> Request
Your task is to transcribe all the entries exactly, excluding pictures.

> Material for this exercise
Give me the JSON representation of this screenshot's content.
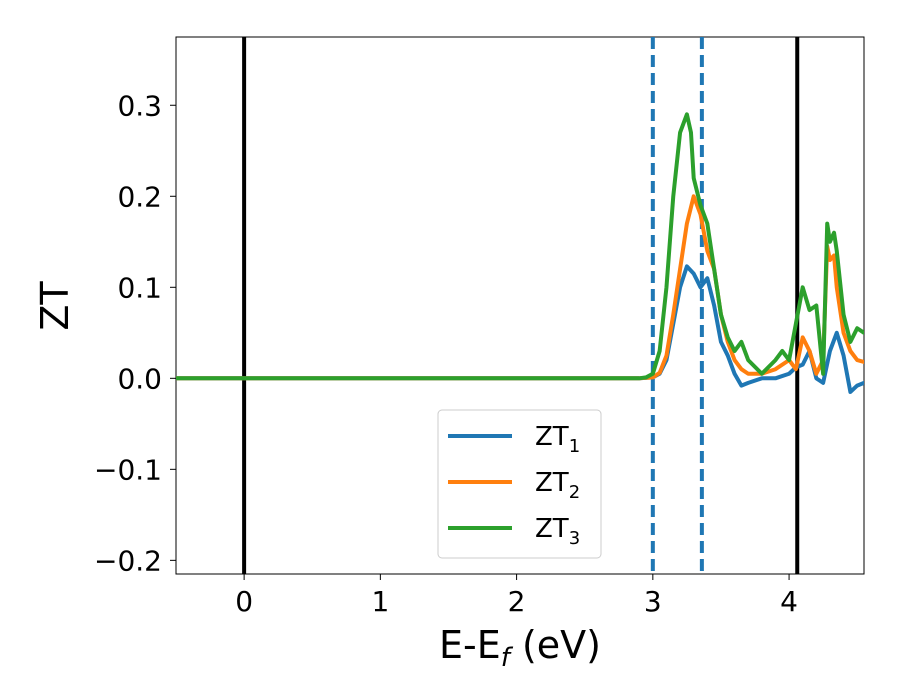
{
  "chart_data": {
    "type": "line",
    "xlabel": "E-E",
    "xlabel_sub": "f",
    "xlabel_unit": " (eV)",
    "ylabel": "ZT",
    "xlim": [
      -0.5,
      4.55
    ],
    "ylim": [
      -0.215,
      0.375
    ],
    "xticks": [
      0,
      1,
      2,
      3,
      4
    ],
    "xtick_labels": [
      "0",
      "1",
      "2",
      "3",
      "4"
    ],
    "yticks": [
      -0.2,
      -0.1,
      0.0,
      0.1,
      0.2,
      0.3
    ],
    "ytick_labels": [
      "−0.2",
      "−0.1",
      "0.0",
      "0.1",
      "0.2",
      "0.3"
    ],
    "grid": false,
    "legend_position": "lower-center",
    "vertical_lines": [
      {
        "x": 0.0,
        "style": "solid",
        "color": "#000000"
      },
      {
        "x": 3.0,
        "style": "dashed",
        "color": "#1f77b4"
      },
      {
        "x": 3.36,
        "style": "dashed",
        "color": "#1f77b4"
      },
      {
        "x": 4.06,
        "style": "solid",
        "color": "#000000"
      }
    ],
    "series": [
      {
        "name": "ZT",
        "subscript": "1",
        "color": "#1f77b4",
        "x": [
          -0.5,
          2.9,
          3.0,
          3.05,
          3.1,
          3.15,
          3.2,
          3.25,
          3.3,
          3.35,
          3.4,
          3.45,
          3.5,
          3.55,
          3.6,
          3.65,
          3.7,
          3.8,
          3.9,
          4.0,
          4.05,
          4.1,
          4.15,
          4.2,
          4.25,
          4.3,
          4.35,
          4.4,
          4.45,
          4.5,
          4.55
        ],
        "y": [
          0.0,
          0.0,
          0.001,
          0.005,
          0.02,
          0.06,
          0.1,
          0.123,
          0.115,
          0.1,
          0.11,
          0.08,
          0.04,
          0.025,
          0.005,
          -0.008,
          -0.005,
          0.0,
          0.0,
          0.005,
          0.012,
          0.015,
          0.03,
          0.0,
          -0.005,
          0.03,
          0.05,
          0.025,
          -0.015,
          -0.008,
          -0.005
        ]
      },
      {
        "name": "ZT",
        "subscript": "2",
        "color": "#ff7f0e",
        "x": [
          -0.5,
          2.9,
          3.0,
          3.05,
          3.1,
          3.15,
          3.2,
          3.25,
          3.3,
          3.35,
          3.4,
          3.45,
          3.5,
          3.55,
          3.6,
          3.65,
          3.7,
          3.8,
          3.9,
          4.0,
          4.05,
          4.1,
          4.15,
          4.2,
          4.25,
          4.28,
          4.3,
          4.33,
          4.35,
          4.4,
          4.45,
          4.5,
          4.55
        ],
        "y": [
          0.0,
          0.0,
          0.001,
          0.006,
          0.025,
          0.07,
          0.12,
          0.17,
          0.2,
          0.18,
          0.14,
          0.12,
          0.07,
          0.04,
          0.02,
          0.01,
          0.005,
          0.005,
          0.01,
          0.02,
          0.01,
          0.045,
          0.03,
          0.005,
          0.02,
          0.145,
          0.13,
          0.135,
          0.1,
          0.05,
          0.03,
          0.02,
          0.018
        ]
      },
      {
        "name": "ZT",
        "subscript": "3",
        "color": "#2ca02c",
        "x": [
          -0.5,
          2.9,
          2.95,
          3.0,
          3.05,
          3.1,
          3.15,
          3.2,
          3.25,
          3.28,
          3.3,
          3.35,
          3.4,
          3.45,
          3.5,
          3.55,
          3.6,
          3.65,
          3.7,
          3.8,
          3.9,
          3.95,
          4.0,
          4.05,
          4.1,
          4.15,
          4.2,
          4.25,
          4.28,
          4.3,
          4.33,
          4.35,
          4.4,
          4.45,
          4.5,
          4.55
        ],
        "y": [
          0.0,
          0.0,
          0.001,
          0.005,
          0.03,
          0.1,
          0.2,
          0.27,
          0.29,
          0.27,
          0.22,
          0.19,
          0.17,
          0.12,
          0.07,
          0.045,
          0.03,
          0.04,
          0.02,
          0.005,
          0.02,
          0.03,
          0.02,
          0.06,
          0.1,
          0.075,
          0.08,
          0.005,
          0.17,
          0.15,
          0.16,
          0.14,
          0.07,
          0.04,
          0.055,
          0.05
        ]
      }
    ]
  }
}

> Solved problem
Give me the JSON representation of this screenshot's content.
{
  "chart_data": {
    "type": "line",
    "xlabel": "E-E",
    "xlabel_sub": "f",
    "xlabel_unit": " (eV)",
    "ylabel": "ZT",
    "xlim": [
      -0.5,
      4.55
    ],
    "ylim": [
      -0.215,
      0.375
    ],
    "xticks": [
      0,
      1,
      2,
      3,
      4
    ],
    "xtick_labels": [
      "0",
      "1",
      "2",
      "3",
      "4"
    ],
    "yticks": [
      -0.2,
      -0.1,
      0.0,
      0.1,
      0.2,
      0.3
    ],
    "ytick_labels": [
      "−0.2",
      "−0.1",
      "0.0",
      "0.1",
      "0.2",
      "0.3"
    ],
    "grid": false,
    "legend_position": "lower-center",
    "vertical_lines": [
      {
        "x": 0.0,
        "style": "solid",
        "color": "#000000"
      },
      {
        "x": 3.0,
        "style": "dashed",
        "color": "#1f77b4"
      },
      {
        "x": 3.36,
        "style": "dashed",
        "color": "#1f77b4"
      },
      {
        "x": 4.06,
        "style": "solid",
        "color": "#000000"
      }
    ],
    "series": [
      {
        "name": "ZT",
        "subscript": "1",
        "color": "#1f77b4",
        "x": [
          -0.5,
          2.9,
          3.0,
          3.05,
          3.1,
          3.15,
          3.2,
          3.25,
          3.3,
          3.35,
          3.4,
          3.45,
          3.5,
          3.55,
          3.6,
          3.65,
          3.7,
          3.8,
          3.9,
          4.0,
          4.05,
          4.1,
          4.15,
          4.2,
          4.25,
          4.3,
          4.35,
          4.4,
          4.45,
          4.5,
          4.55
        ],
        "y": [
          0.0,
          0.0,
          0.001,
          0.005,
          0.02,
          0.06,
          0.1,
          0.123,
          0.115,
          0.1,
          0.11,
          0.08,
          0.04,
          0.025,
          0.005,
          -0.008,
          -0.005,
          0.0,
          0.0,
          0.005,
          0.012,
          0.015,
          0.03,
          0.0,
          -0.005,
          0.03,
          0.05,
          0.025,
          -0.015,
          -0.008,
          -0.005
        ]
      },
      {
        "name": "ZT",
        "subscript": "2",
        "color": "#ff7f0e",
        "x": [
          -0.5,
          2.9,
          3.0,
          3.05,
          3.1,
          3.15,
          3.2,
          3.25,
          3.3,
          3.35,
          3.4,
          3.45,
          3.5,
          3.55,
          3.6,
          3.65,
          3.7,
          3.8,
          3.9,
          4.0,
          4.05,
          4.1,
          4.15,
          4.2,
          4.25,
          4.28,
          4.3,
          4.33,
          4.35,
          4.4,
          4.45,
          4.5,
          4.55
        ],
        "y": [
          0.0,
          0.0,
          0.001,
          0.006,
          0.025,
          0.07,
          0.12,
          0.17,
          0.2,
          0.18,
          0.14,
          0.12,
          0.07,
          0.04,
          0.02,
          0.01,
          0.005,
          0.005,
          0.01,
          0.02,
          0.01,
          0.045,
          0.03,
          0.005,
          0.02,
          0.145,
          0.13,
          0.135,
          0.1,
          0.05,
          0.03,
          0.02,
          0.018
        ]
      },
      {
        "name": "ZT",
        "subscript": "3",
        "color": "#2ca02c",
        "x": [
          -0.5,
          2.9,
          2.95,
          3.0,
          3.05,
          3.1,
          3.15,
          3.2,
          3.25,
          3.28,
          3.3,
          3.35,
          3.4,
          3.45,
          3.5,
          3.55,
          3.6,
          3.65,
          3.7,
          3.8,
          3.9,
          3.95,
          4.0,
          4.05,
          4.1,
          4.15,
          4.2,
          4.25,
          4.28,
          4.3,
          4.33,
          4.35,
          4.4,
          4.45,
          4.5,
          4.55
        ],
        "y": [
          0.0,
          0.0,
          0.001,
          0.005,
          0.03,
          0.1,
          0.2,
          0.27,
          0.29,
          0.27,
          0.22,
          0.19,
          0.17,
          0.12,
          0.07,
          0.045,
          0.03,
          0.04,
          0.02,
          0.005,
          0.02,
          0.03,
          0.02,
          0.06,
          0.1,
          0.075,
          0.08,
          0.005,
          0.17,
          0.15,
          0.16,
          0.14,
          0.07,
          0.04,
          0.055,
          0.05
        ]
      }
    ]
  }
}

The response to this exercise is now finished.